_Exercise prompt_. Type out the material below exactly.

_Material for the task_.

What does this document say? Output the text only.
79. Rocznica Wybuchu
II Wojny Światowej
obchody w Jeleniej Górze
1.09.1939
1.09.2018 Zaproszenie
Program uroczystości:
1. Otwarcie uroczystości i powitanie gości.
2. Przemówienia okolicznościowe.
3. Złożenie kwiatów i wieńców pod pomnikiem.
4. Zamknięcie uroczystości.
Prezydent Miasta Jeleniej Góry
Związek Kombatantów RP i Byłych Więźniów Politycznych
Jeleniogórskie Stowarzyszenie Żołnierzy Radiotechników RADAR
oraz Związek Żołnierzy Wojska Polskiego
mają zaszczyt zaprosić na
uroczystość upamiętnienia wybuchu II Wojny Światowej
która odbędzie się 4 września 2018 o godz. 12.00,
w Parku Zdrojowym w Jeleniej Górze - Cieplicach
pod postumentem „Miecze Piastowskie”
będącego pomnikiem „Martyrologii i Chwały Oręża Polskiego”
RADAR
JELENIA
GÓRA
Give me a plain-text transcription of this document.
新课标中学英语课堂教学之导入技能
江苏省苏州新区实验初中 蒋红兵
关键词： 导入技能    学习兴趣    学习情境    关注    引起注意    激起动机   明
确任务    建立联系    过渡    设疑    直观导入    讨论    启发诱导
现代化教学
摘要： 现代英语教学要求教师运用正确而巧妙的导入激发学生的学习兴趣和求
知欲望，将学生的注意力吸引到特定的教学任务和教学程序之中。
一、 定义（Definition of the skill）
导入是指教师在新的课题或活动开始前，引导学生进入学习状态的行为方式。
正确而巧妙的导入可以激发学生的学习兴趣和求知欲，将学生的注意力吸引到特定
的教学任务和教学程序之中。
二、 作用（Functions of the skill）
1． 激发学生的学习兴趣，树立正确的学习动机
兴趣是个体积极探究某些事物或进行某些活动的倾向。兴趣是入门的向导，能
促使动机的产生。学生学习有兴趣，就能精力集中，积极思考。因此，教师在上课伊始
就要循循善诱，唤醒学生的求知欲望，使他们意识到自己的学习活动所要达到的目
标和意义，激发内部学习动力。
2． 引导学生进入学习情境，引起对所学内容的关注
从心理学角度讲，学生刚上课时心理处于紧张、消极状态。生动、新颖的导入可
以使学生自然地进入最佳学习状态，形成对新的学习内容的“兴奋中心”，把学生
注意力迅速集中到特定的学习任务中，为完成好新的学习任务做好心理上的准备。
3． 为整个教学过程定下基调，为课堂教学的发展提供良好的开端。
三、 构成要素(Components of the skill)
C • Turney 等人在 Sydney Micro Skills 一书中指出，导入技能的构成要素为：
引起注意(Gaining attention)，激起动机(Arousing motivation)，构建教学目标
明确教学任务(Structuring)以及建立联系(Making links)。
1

_Solution for this task_.
What does this document say? Output the text only.
79. Rocznica Wybuchu
II Wojny Światowej
obchody w Jeleniej Górze
1.09.1939
1.09.2018 Zaproszenie
Program uroczystości:
1. Otwarcie uroczystości i powitanie gości.
2. Przemówienia okolicznościowe.
3. Złożenie kwiatów i wieńców pod pomnikiem.
4. Zamknięcie uroczystości.
Prezydent Miasta Jeleniej Góry
Związek Kombatantów RP i Byłych Więźniów Politycznych
Jeleniogórskie Stowarzyszenie Żołnierzy Radiotechników RADAR
oraz Związek Żołnierzy Wojska Polskiego
mają zaszczyt zaprosić na
uroczystość upamiętnienia wybuchu II Wojny Światowej
która odbędzie się 4 września 2018 o godz. 12.00,
w Parku Zdrojowym w Jeleniej Górze - Cieplicach
pod postumentem „Miecze Piastowskie”
będącego pomnikiem „Martyrologii i Chwały Oręża Polskiego”
RADAR
JELENIA
GÓRA
Give me a plain-text transcription of this document.
新课标中学英语课堂教学之导入技能
江苏省苏州新区实验初中 蒋红兵
关键词： 导入技能    学习兴趣    学习情境    关注    引起注意    激起动机   明
确任务    建立联系    过渡    设疑    直观导入    讨论    启发诱导
现代化教学
摘要： 现代英语教学要求教师运用正确而巧妙的导入激发学生的学习兴趣和求
知欲望，将学生的注意力吸引到特定的教学任务和教学程序之中。
一、 定义（Definition of the skill）
导入是指教师在新的课题或活动开始前，引导学生进入学习状态的行为方式。
正确而巧妙的导入可以激发学生的学习兴趣和求知欲，将学生的注意力吸引到特定
的教学任务和教学程序之中。
二、 作用（Functions of the skill）
1． 激发学生的学习兴趣，树立正确的学习动机
兴趣是个体积极探究某些事物或进行某些活动的倾向。兴趣是入门的向导，能
促使动机的产生。学生学习有兴趣，就能精力集中，积极思考。因此，教师在上课伊始
就要循循善诱，唤醒学生的求知欲望，使他们意识到自己的学习活动所要达到的目
标和意义，激发内部学习动力。
2． 引导学生进入学习情境，引起对所学内容的关注
从心理学角度讲，学生刚上课时心理处于紧张、消极状态。生动、新颖的导入可
以使学生自然地进入最佳学习状态，形成对新的学习内容的“兴奋中心”，把学生
注意力迅速集中到特定的学习任务中，为完成好新的学习任务做好心理上的准备。
3． 为整个教学过程定下基调，为课堂教学的发展提供良好的开端。
三、 构成要素(Components of the skill)
C • Turney 等人在 Sydney Micro Skills 一书中指出，导入技能的构成要素为：
引起注意(Gaining attention)，激起动机(Arousing motivation)，构建教学目标
明确教学任务(Structuring)以及建立联系(Making links)。
1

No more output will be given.